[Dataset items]
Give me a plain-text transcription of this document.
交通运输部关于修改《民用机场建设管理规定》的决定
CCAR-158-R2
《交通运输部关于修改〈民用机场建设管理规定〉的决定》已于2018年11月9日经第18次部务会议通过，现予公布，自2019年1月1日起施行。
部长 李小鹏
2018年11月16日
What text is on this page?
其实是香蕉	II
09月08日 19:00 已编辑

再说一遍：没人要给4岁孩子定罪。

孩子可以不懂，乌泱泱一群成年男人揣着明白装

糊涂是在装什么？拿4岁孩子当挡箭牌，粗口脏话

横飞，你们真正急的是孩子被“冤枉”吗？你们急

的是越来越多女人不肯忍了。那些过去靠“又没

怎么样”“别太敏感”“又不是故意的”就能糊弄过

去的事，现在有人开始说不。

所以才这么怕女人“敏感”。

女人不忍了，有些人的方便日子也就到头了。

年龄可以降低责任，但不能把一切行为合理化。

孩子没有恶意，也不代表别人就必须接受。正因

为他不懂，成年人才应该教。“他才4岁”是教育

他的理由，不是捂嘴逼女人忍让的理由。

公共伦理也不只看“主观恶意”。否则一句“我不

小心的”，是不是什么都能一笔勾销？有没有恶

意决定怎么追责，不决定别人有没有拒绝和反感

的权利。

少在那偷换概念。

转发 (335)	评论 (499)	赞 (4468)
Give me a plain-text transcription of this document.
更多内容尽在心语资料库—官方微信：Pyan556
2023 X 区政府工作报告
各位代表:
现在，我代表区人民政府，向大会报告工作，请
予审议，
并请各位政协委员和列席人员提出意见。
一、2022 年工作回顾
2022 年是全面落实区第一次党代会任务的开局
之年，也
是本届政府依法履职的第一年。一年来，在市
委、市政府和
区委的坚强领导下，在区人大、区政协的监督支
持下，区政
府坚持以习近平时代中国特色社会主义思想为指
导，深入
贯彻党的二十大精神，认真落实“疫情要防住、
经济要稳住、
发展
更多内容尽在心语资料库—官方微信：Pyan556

**Required task**
In the material above, show every line where the word "民用机场建设管理规定" turns up.

**Solution to this task**
交通运输部关于修改《民用机场建设管理规定》的决定
《交通运输部关于修改〈民用机场建设管理规定〉的决定》已于2018年11月9日经第18次部务会议通过，现予公布，自2019年1月1日起施行。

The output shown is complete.